**Raw records:**

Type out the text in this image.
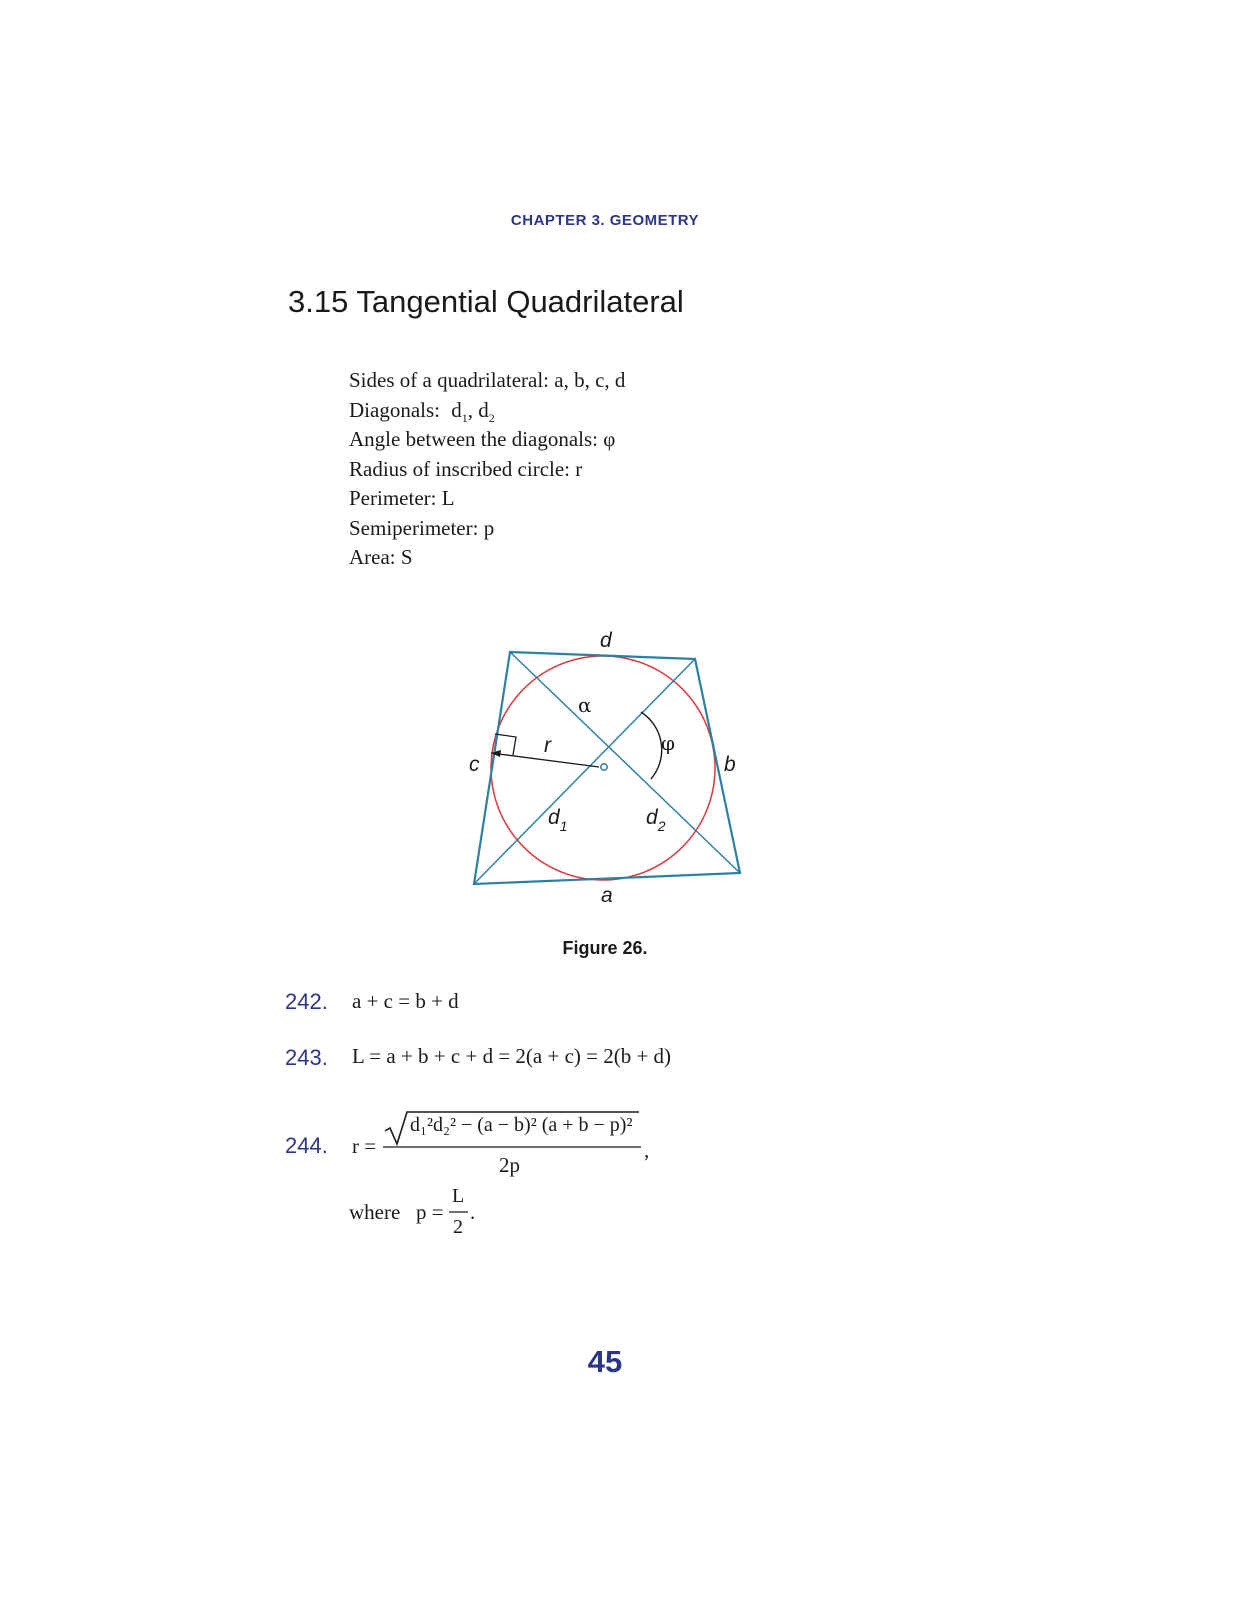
CHAPTER 3. GEOMETRY
3.15 Tangential Quadrilateral
Sides of a quadrilateral: a, b, c, d
Diagonals: $d_1$, $d_2$
Angle between the diagonals: φ
Radius of inscribed circle: r
Perimeter: L
Semiperimeter: p
Area: S
d
b
c
a
r
α
φ
$d_1$	$d_2$
Figure 26.
242. a + c = b + d
243. L = a + b + c + d = 2(a + c) = 2(b + d)
244. r =
d₁²d₂² − (a − b)² (a + b − p)²
2p
,
where p =
L
2
.
45
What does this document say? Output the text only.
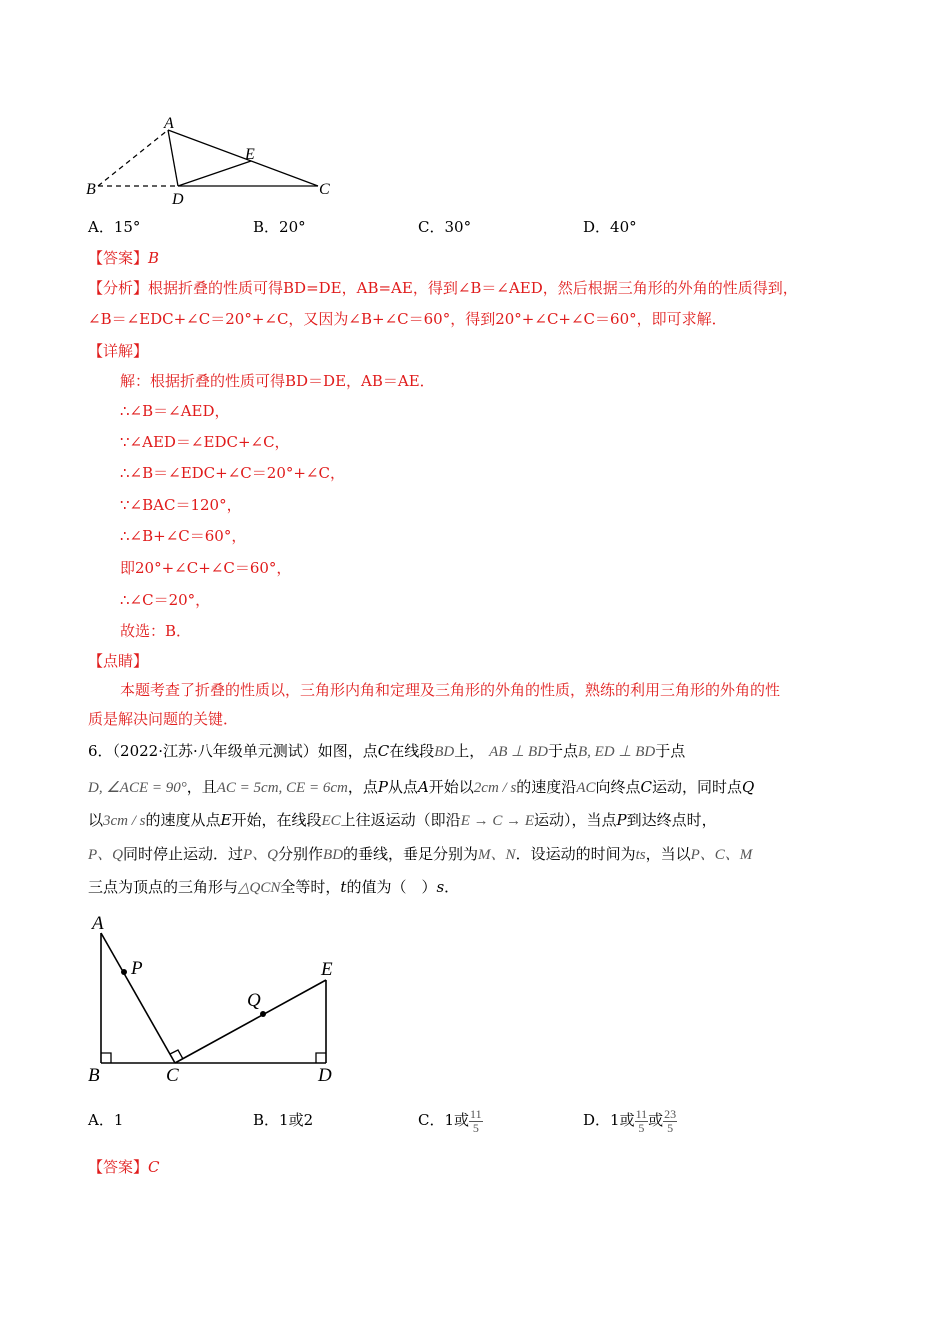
A
E
B
D
C
A．15°	B．20°	C．30°	D．40°
【答案】B
【分析】根据折叠的性质可得BD=DE，AB=AE，得到∠B＝∠AED，然后根据三角形的外角的性质得到，
∠B＝∠EDC+∠C＝20°+∠C，又因为∠B+∠C＝60°，得到20°+∠C+∠C＝60°，即可求解．
【详解】
解：根据折叠的性质可得BD＝DE，AB＝AE．
∴∠B＝∠AED，
∵∠AED＝∠EDC+∠C，
∴∠B＝∠EDC+∠C＝20°+∠C，
∵∠BAC＝120°，
∴∠B+∠C＝60°，
即20°+∠C+∠C＝60°，
∴∠C＝20°，
故选：B．
【点睛】
本题考查了折叠的性质以，三角形内角和定理及三角形的外角的性质，熟练的利用三角形的外角的性
质是解决问题的关键．
6．（2022·江苏·八年级单元测试）如图，点C在线段BD上， AB ⊥ BD于点B, ED ⊥ BD于点
D, ∠ACE = 90°，且AC = 5cm, CE = 6cm，点P从点A开始以2cm / s的速度沿AC向终点C运动，同时点Q
以3cm / s的速度从点E开始，在线段EC上往返运动（即沿E → C → E运动），当点P到达终点时，
P、Q同时停止运动．过P、Q分别作BD的垂线，垂足分别为M、N．设运动的时间为ts，当以P、C、M
三点为顶点的三角形与△QCN全等时，t的值为（　）s．
A
P
Q
E
B	C	D
A．1	B．1或2	C．1或 $\frac{11}{5}$	D．1或 $\frac{11}{5}$ 或 $\frac{23}{5}$
【答案】C
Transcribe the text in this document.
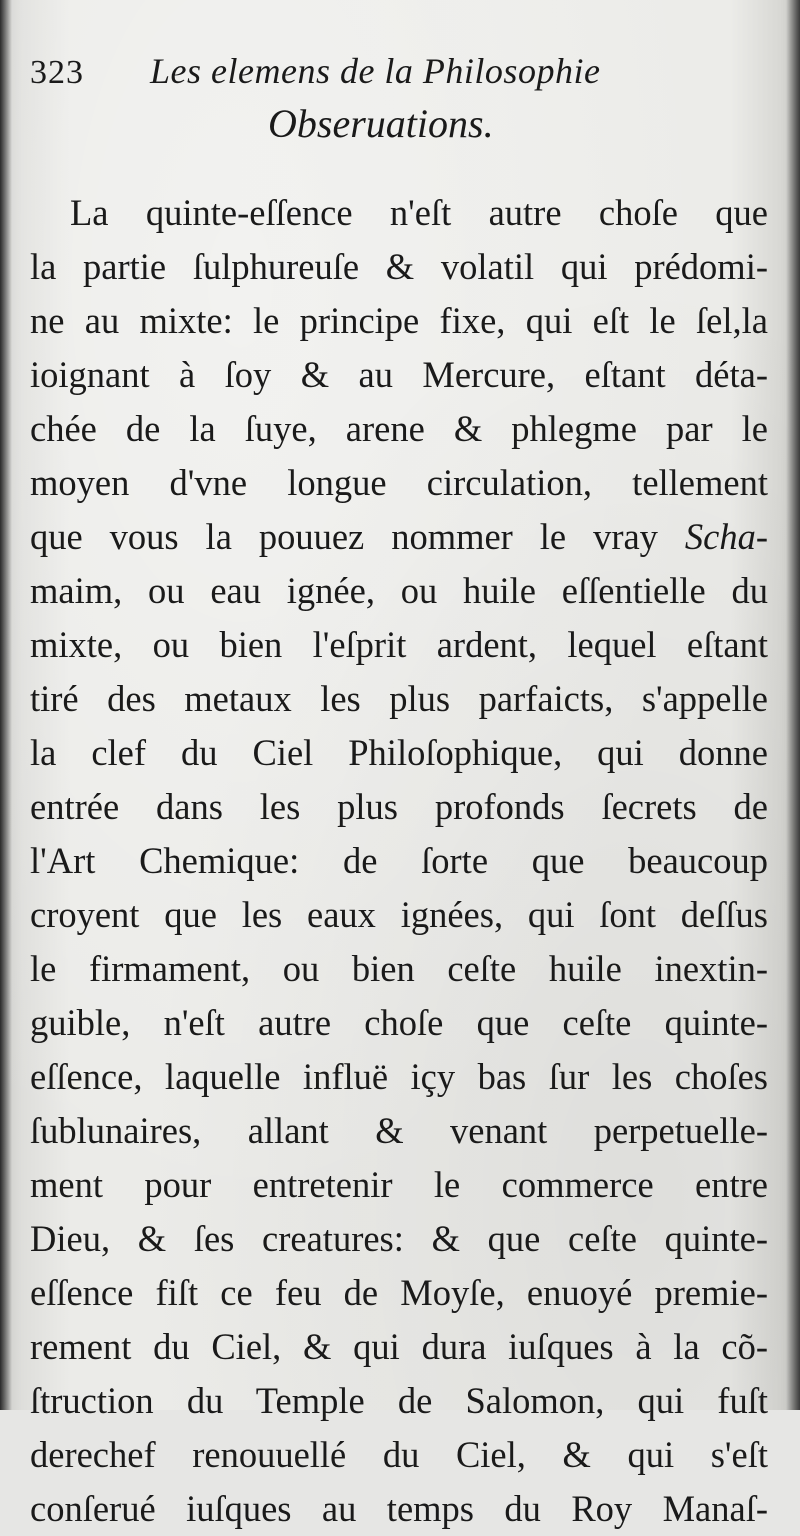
323 Les elemens de la Philosophie
Obseruations.
La quinte-eſſence n'eſt autre choſe que
la partie ſulphureuſe & volatil qui prédomi-
ne au mixte: le principe fixe, qui eſt le ſel,la
ioignant à ſoy & au Mercure, eſtant déta-
chée de la ſuye, arene & phlegme par le
moyen d'vne longue circulation, tellement
que vous la pouuez nommer le vray Scha-
maim, ou eau ignée, ou huile eſſentielle du
mixte, ou bien l'eſprit ardent, lequel eſtant
tiré des metaux les plus parfaicts, s'appelle
la clef du Ciel Philoſophique, qui donne
entrée dans les plus profonds ſecrets de
l'Art Chemique: de ſorte que beaucoup
croyent que les eaux ignées, qui ſont deſſus
le firmament, ou bien ceſte huile inextin-
guible, n'eſt autre choſe que ceſte quinte-
eſſence, laquelle influë içy bas ſur les choſes
ſublunaires, allant & venant perpetuelle-
ment pour entretenir le commerce entre
Dieu, & ſes creatures: & que ceſte quinte-
eſſence fiſt ce feu de Moyſe, enuoyé premie-
rement du Ciel, & qui dura iuſques à la cõ-
ſtruction du Temple de Salomon, qui fuſt
derechef renouuellé du Ciel, & qui s'eſt
conſerué iuſques au temps du Roy Manaſ-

**Instructions to follow:**
Quote verbatim the final run of lines in the material above, from the line that contains "Transcribe the text in this document." through the very last line, excluding any pictures.

**Answer below:**
Transcribe the text in this document.
323 Les elemens de la Philosophie
Obseruations.
La quinte-eſſence n'eſt autre choſe que
la partie ſulphureuſe & volatil qui prédomi-
ne au mixte: le principe fixe, qui eſt le ſel,la
ioignant à ſoy & au Mercure, eſtant déta-
chée de la ſuye, arene & phlegme par le
moyen d'vne longue circulation, tellement
que vous la pouuez nommer le vray Scha-
maim, ou eau ignée, ou huile eſſentielle du
mixte, ou bien l'eſprit ardent, lequel eſtant
tiré des metaux les plus parfaicts, s'appelle
la clef du Ciel Philoſophique, qui donne
entrée dans les plus profonds ſecrets de
l'Art Chemique: de ſorte que beaucoup
croyent que les eaux ignées, qui ſont deſſus
le firmament, ou bien ceſte huile inextin-
guible, n'eſt autre choſe que ceſte quinte-
eſſence, laquelle influë içy bas ſur les choſes
ſublunaires, allant & venant perpetuelle-
ment pour entretenir le commerce entre
Dieu, & ſes creatures: & que ceſte quinte-
eſſence fiſt ce feu de Moyſe, enuoyé premie-
rement du Ciel, & qui dura iuſques à la cõ-
ſtruction du Temple de Salomon, qui fuſt
derechef renouuellé du Ciel, & qui s'eſt
conſerué iuſques au temps du Roy Manaſ-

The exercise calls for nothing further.